**TEXT SEGMENT:**
* * * *

By Ngawang C. Drakmargyapon
Phayul Special Correspondent
United Nations, Geneva, September 1 – Last week at the UN’s headquarters in New York, the UN Committee on the Elimination of All Forms of Discrimination (CEDAW) said that in present-day China women, including Tibetan women faced multiple forms of discrimination and called upon the Chinese authorities to take measures to change the situation.
Adopting its conclusions and recommendations on China’s combined fifth and sixth reports which CEDAW reviewed in two public meeting on 10 August, the Committee expressed concern about the disadvantaged position of rural women with regard to access to education, health, employment, and participation in leadership and land property. “It is also concerned at the situation of rural minority women, including Tibetan women, who face multiple forms of discrimination based on sex, ethnic or cultural background and socio-economic status,” the body said in a document dated 25 August.
Reiterating the Committee’s concern on the lack of a clear definition of discrimination against women in Chinese domestic legislation, CEDAW urged the Chinese authorities “to take a holistic approach to eliminating the multiple forms of discrimination that ethnic minority women face and to accelerate the achievement of their de-facto equality.”
The Committee did welcome certain legal reforms undertaken by China in recent years that relate to women rights but regretted that China’s reports failed to provide adequate data and analytical information on the situation of women. In this respect CEDAW recommended that in China’s next reports contain comprehensive information “on the situation of rural women, including ethnic minority women, especially with regard to their education, employment and health status and exposure to violence.”

* * * *

**WHAT YOU WILL DO:**
A) In the news article on the UN committee's findings about discrimination against women in China, what date is given for the Committee's document?
B) Extend the news article on the UN committee's findings about discrimination against women in China, picking up right after its final sentence.

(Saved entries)

* * * *

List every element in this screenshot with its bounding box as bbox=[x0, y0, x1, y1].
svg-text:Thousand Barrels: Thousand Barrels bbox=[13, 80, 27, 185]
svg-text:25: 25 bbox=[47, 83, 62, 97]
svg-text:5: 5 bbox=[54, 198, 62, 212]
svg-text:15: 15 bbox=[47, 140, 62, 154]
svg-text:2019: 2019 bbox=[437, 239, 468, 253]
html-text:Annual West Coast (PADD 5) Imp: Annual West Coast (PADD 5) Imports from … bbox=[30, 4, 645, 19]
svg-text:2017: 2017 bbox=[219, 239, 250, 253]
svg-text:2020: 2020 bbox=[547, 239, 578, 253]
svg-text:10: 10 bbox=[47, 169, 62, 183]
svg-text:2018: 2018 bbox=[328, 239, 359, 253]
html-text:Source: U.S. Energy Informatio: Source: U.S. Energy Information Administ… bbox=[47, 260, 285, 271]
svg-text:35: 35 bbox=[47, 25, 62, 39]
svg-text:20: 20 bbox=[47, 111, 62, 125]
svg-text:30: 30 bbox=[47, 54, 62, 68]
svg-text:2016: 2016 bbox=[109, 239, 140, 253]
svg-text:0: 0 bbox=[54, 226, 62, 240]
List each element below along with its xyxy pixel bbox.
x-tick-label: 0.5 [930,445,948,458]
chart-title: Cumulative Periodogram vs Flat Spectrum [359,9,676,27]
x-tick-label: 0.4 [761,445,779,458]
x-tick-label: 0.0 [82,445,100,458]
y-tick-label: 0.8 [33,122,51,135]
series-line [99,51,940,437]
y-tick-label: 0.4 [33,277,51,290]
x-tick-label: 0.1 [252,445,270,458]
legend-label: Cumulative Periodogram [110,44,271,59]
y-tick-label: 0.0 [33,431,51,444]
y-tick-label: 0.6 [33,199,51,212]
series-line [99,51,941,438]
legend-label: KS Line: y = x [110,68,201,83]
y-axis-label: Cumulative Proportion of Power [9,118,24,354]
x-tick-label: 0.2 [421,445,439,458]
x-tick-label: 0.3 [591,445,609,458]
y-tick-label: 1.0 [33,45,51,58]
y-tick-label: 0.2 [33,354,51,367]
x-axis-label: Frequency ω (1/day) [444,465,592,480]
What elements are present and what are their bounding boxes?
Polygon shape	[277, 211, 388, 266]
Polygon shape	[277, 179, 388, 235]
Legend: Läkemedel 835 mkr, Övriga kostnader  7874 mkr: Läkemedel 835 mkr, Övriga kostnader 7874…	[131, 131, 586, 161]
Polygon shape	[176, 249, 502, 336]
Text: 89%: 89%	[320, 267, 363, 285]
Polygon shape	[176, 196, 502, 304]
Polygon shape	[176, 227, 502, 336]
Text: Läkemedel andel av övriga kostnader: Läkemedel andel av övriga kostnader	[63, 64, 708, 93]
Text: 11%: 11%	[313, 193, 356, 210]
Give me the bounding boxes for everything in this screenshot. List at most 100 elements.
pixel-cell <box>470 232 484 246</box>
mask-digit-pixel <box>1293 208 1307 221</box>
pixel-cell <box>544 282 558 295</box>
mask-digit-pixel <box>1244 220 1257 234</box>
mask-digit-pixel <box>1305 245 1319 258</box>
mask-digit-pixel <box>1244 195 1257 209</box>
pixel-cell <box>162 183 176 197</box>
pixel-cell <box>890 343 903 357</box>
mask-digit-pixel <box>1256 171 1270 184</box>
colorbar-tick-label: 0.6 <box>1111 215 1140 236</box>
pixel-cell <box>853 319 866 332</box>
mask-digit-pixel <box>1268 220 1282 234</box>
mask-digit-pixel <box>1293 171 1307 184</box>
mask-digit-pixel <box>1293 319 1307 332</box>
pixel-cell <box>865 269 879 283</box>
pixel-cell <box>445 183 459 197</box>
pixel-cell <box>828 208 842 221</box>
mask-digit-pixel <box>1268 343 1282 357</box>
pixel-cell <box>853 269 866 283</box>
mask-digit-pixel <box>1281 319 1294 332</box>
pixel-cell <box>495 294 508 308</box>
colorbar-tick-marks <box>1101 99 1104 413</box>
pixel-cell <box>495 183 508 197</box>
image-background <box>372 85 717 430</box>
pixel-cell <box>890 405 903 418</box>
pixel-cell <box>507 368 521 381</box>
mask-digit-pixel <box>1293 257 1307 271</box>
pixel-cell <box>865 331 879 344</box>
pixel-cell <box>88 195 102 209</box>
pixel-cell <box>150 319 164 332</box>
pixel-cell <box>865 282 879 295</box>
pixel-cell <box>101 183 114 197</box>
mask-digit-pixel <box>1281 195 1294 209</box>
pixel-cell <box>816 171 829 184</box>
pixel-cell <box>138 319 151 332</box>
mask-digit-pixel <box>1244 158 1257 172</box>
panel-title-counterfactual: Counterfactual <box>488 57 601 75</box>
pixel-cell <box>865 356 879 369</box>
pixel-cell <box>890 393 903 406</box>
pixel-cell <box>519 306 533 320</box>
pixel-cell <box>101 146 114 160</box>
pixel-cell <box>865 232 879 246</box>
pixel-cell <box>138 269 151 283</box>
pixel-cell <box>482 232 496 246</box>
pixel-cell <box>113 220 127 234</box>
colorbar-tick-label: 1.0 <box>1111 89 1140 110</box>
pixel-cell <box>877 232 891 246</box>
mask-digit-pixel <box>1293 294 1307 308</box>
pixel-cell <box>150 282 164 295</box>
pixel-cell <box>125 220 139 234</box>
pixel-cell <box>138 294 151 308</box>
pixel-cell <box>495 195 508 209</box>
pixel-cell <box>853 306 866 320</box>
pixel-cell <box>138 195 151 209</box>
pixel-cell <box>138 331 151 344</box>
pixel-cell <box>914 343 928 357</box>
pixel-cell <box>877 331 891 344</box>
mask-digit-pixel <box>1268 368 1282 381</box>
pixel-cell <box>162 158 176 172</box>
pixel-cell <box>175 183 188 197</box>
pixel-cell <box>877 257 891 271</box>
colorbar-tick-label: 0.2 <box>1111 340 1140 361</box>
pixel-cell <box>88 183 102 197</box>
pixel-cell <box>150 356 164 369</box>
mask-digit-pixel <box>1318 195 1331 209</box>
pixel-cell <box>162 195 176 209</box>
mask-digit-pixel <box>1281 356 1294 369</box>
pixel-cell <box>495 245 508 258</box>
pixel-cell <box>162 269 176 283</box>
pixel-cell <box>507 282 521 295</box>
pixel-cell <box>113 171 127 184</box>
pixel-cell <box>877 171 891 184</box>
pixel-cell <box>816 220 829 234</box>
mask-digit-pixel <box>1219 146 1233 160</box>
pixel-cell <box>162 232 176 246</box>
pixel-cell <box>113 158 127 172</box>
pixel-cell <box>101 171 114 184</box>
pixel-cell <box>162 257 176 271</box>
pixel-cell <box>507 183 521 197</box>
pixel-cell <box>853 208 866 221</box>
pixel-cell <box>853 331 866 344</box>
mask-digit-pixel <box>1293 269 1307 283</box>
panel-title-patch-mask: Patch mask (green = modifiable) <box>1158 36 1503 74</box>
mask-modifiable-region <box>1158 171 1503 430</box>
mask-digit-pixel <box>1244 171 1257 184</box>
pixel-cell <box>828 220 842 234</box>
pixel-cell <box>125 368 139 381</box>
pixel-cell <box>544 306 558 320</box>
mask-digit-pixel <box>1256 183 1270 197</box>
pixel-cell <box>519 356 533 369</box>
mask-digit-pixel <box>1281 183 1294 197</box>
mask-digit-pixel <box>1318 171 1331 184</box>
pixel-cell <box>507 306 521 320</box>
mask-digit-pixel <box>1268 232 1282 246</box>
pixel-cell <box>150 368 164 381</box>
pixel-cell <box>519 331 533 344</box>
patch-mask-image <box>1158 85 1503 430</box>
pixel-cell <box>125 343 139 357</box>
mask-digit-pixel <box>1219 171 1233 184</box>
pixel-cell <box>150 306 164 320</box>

* * * *

**RESPONSES:**
A) 25 August

B)
As regards coercive birth control practices by the Chinese authorities on Tibetan women, the Committee has urged China “to investigate and prosecute the reports of abuse and violence against ethnic minority women by local family planning officials, including forced sterilization and abortion.”
The Tibetan Women’s Association (TWA) had in a report to the Committee called for international scrutiny “to ensure that the Chinese Government complies international and humanitarian and halts torture and other cruel treatment of Tibetan women during detention and imprisonment.” In reaction to such inputs received NGOs, the Committee said it was concerned about “reported incidents of violence against women in detention centers, in particular in Tibet” and advised China “to enhance victims’ access to justice and redress…”
On another serious matter which is affecting Tibetan girls with a growing number of them being lured to prostitution that can have a direct link to human trafficking, CEDAW said that the definition of trafficking in China’s Penal Code “is limited to the purpose of exploitation of prostitution and is therefore not in line with international standards.”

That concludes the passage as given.